Data for the task:
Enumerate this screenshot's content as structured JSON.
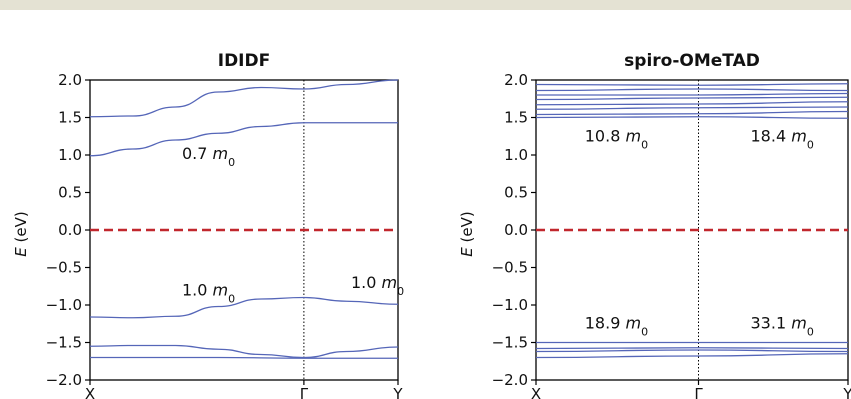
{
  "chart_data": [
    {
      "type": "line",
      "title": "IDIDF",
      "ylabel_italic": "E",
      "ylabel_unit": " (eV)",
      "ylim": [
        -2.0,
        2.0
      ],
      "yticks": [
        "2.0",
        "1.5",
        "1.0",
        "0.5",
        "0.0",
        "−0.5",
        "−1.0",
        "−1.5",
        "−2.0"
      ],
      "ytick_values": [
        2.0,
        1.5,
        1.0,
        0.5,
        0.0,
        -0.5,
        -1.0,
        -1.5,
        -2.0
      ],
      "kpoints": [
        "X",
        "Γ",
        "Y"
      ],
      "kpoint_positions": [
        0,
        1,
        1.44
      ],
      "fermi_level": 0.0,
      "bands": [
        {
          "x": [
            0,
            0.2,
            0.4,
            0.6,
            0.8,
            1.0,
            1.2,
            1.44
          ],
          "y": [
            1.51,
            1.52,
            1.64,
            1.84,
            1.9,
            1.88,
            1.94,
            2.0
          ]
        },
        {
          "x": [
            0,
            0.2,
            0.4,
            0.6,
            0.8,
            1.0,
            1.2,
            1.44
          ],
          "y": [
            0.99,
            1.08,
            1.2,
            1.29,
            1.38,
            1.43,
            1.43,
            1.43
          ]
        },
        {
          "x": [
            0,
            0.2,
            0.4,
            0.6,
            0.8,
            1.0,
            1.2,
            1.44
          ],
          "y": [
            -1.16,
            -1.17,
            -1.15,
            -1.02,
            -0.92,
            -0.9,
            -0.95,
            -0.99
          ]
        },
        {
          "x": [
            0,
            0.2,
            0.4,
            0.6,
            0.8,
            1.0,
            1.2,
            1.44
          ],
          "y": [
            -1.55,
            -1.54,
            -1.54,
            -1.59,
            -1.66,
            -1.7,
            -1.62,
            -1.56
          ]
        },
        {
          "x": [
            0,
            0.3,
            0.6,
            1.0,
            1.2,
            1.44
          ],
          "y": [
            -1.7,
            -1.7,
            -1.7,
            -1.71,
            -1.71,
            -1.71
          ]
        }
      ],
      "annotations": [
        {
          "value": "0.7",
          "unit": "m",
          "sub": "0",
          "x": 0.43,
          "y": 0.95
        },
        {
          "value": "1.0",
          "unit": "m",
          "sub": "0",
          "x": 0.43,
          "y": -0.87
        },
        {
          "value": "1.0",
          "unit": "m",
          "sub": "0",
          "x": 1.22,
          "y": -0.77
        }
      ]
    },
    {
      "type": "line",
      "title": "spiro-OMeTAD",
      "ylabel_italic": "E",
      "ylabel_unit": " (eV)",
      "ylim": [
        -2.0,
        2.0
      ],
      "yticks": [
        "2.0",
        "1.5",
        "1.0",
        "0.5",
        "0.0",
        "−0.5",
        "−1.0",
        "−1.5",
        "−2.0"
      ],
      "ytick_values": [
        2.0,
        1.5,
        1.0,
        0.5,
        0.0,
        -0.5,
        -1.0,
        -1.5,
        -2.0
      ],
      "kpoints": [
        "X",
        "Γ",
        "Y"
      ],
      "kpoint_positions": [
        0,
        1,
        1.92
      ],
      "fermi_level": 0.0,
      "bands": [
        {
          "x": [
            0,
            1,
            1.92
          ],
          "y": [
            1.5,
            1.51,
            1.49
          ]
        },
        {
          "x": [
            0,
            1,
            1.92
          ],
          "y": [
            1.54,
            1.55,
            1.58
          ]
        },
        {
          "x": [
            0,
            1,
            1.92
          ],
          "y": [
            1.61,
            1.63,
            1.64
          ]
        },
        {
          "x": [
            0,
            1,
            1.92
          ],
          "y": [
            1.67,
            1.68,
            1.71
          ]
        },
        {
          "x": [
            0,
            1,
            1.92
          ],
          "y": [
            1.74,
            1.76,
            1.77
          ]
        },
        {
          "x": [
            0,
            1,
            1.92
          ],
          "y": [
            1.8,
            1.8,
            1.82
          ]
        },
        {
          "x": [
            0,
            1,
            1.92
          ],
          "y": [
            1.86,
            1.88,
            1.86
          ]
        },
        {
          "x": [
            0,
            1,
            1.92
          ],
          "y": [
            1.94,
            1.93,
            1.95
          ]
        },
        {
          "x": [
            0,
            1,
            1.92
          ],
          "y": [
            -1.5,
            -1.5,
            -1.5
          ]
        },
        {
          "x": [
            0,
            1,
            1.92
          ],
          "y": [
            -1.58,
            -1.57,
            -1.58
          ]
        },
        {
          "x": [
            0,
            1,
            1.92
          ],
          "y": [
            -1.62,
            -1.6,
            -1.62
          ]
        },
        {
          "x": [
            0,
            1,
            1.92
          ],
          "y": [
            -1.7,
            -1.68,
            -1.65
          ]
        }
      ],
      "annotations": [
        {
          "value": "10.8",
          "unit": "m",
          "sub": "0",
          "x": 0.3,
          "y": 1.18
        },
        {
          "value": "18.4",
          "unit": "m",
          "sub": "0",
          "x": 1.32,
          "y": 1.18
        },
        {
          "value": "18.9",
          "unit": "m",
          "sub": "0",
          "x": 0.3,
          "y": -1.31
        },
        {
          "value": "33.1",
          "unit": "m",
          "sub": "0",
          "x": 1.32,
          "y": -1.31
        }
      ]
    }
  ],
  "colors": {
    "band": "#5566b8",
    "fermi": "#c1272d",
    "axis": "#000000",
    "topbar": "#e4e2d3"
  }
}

Exercise: Write out each entry exactly as given, but skip the pictures.

Task solution:
Enumerate this screenshot's content as structured JSON.
{
  "chart_data": [
    {
      "type": "line",
      "title": "IDIDF",
      "ylabel_italic": "E",
      "ylabel_unit": " (eV)",
      "ylim": [
        -2.0,
        2.0
      ],
      "yticks": [
        "2.0",
        "1.5",
        "1.0",
        "0.5",
        "0.0",
        "−0.5",
        "−1.0",
        "−1.5",
        "−2.0"
      ],
      "ytick_values": [
        2.0,
        1.5,
        1.0,
        0.5,
        0.0,
        -0.5,
        -1.0,
        -1.5,
        -2.0
      ],
      "kpoints": [
        "X",
        "Γ",
        "Y"
      ],
      "kpoint_positions": [
        0,
        1,
        1.44
      ],
      "fermi_level": 0.0,
      "bands": [
        {
          "x": [
            0,
            0.2,
            0.4,
            0.6,
            0.8,
            1.0,
            1.2,
            1.44
          ],
          "y": [
            1.51,
            1.52,
            1.64,
            1.84,
            1.9,
            1.88,
            1.94,
            2.0
          ]
        },
        {
          "x": [
            0,
            0.2,
            0.4,
            0.6,
            0.8,
            1.0,
            1.2,
            1.44
          ],
          "y": [
            0.99,
            1.08,
            1.2,
            1.29,
            1.38,
            1.43,
            1.43,
            1.43
          ]
        },
        {
          "x": [
            0,
            0.2,
            0.4,
            0.6,
            0.8,
            1.0,
            1.2,
            1.44
          ],
          "y": [
            -1.16,
            -1.17,
            -1.15,
            -1.02,
            -0.92,
            -0.9,
            -0.95,
            -0.99
          ]
        },
        {
          "x": [
            0,
            0.2,
            0.4,
            0.6,
            0.8,
            1.0,
            1.2,
            1.44
          ],
          "y": [
            -1.55,
            -1.54,
            -1.54,
            -1.59,
            -1.66,
            -1.7,
            -1.62,
            -1.56
          ]
        },
        {
          "x": [
            0,
            0.3,
            0.6,
            1.0,
            1.2,
            1.44
          ],
          "y": [
            -1.7,
            -1.7,
            -1.7,
            -1.71,
            -1.71,
            -1.71
          ]
        }
      ],
      "annotations": [
        {
          "value": "0.7",
          "unit": "m",
          "sub": "0",
          "x": 0.43,
          "y": 0.95
        },
        {
          "value": "1.0",
          "unit": "m",
          "sub": "0",
          "x": 0.43,
          "y": -0.87
        },
        {
          "value": "1.0",
          "unit": "m",
          "sub": "0",
          "x": 1.22,
          "y": -0.77
        }
      ]
    },
    {
      "type": "line",
      "title": "spiro-OMeTAD",
      "ylabel_italic": "E",
      "ylabel_unit": " (eV)",
      "ylim": [
        -2.0,
        2.0
      ],
      "yticks": [
        "2.0",
        "1.5",
        "1.0",
        "0.5",
        "0.0",
        "−0.5",
        "−1.0",
        "−1.5",
        "−2.0"
      ],
      "ytick_values": [
        2.0,
        1.5,
        1.0,
        0.5,
        0.0,
        -0.5,
        -1.0,
        -1.5,
        -2.0
      ],
      "kpoints": [
        "X",
        "Γ",
        "Y"
      ],
      "kpoint_positions": [
        0,
        1,
        1.92
      ],
      "fermi_level": 0.0,
      "bands": [
        {
          "x": [
            0,
            1,
            1.92
          ],
          "y": [
            1.5,
            1.51,
            1.49
          ]
        },
        {
          "x": [
            0,
            1,
            1.92
          ],
          "y": [
            1.54,
            1.55,
            1.58
          ]
        },
        {
          "x": [
            0,
            1,
            1.92
          ],
          "y": [
            1.61,
            1.63,
            1.64
          ]
        },
        {
          "x": [
            0,
            1,
            1.92
          ],
          "y": [
            1.67,
            1.68,
            1.71
          ]
        },
        {
          "x": [
            0,
            1,
            1.92
          ],
          "y": [
            1.74,
            1.76,
            1.77
          ]
        },
        {
          "x": [
            0,
            1,
            1.92
          ],
          "y": [
            1.8,
            1.8,
            1.82
          ]
        },
        {
          "x": [
            0,
            1,
            1.92
          ],
          "y": [
            1.86,
            1.88,
            1.86
          ]
        },
        {
          "x": [
            0,
            1,
            1.92
          ],
          "y": [
            1.94,
            1.93,
            1.95
          ]
        },
        {
          "x": [
            0,
            1,
            1.92
          ],
          "y": [
            -1.5,
            -1.5,
            -1.5
          ]
        },
        {
          "x": [
            0,
            1,
            1.92
          ],
          "y": [
            -1.58,
            -1.57,
            -1.58
          ]
        },
        {
          "x": [
            0,
            1,
            1.92
          ],
          "y": [
            -1.62,
            -1.6,
            -1.62
          ]
        },
        {
          "x": [
            0,
            1,
            1.92
          ],
          "y": [
            -1.7,
            -1.68,
            -1.65
          ]
        }
      ],
      "annotations": [
        {
          "value": "10.8",
          "unit": "m",
          "sub": "0",
          "x": 0.3,
          "y": 1.18
        },
        {
          "value": "18.4",
          "unit": "m",
          "sub": "0",
          "x": 1.32,
          "y": 1.18
        },
        {
          "value": "18.9",
          "unit": "m",
          "sub": "0",
          "x": 0.3,
          "y": -1.31
        },
        {
          "value": "33.1",
          "unit": "m",
          "sub": "0",
          "x": 1.32,
          "y": -1.31
        }
      ]
    }
  ],
  "colors": {
    "band": "#5566b8",
    "fermi": "#c1272d",
    "axis": "#000000",
    "topbar": "#e4e2d3"
  }
}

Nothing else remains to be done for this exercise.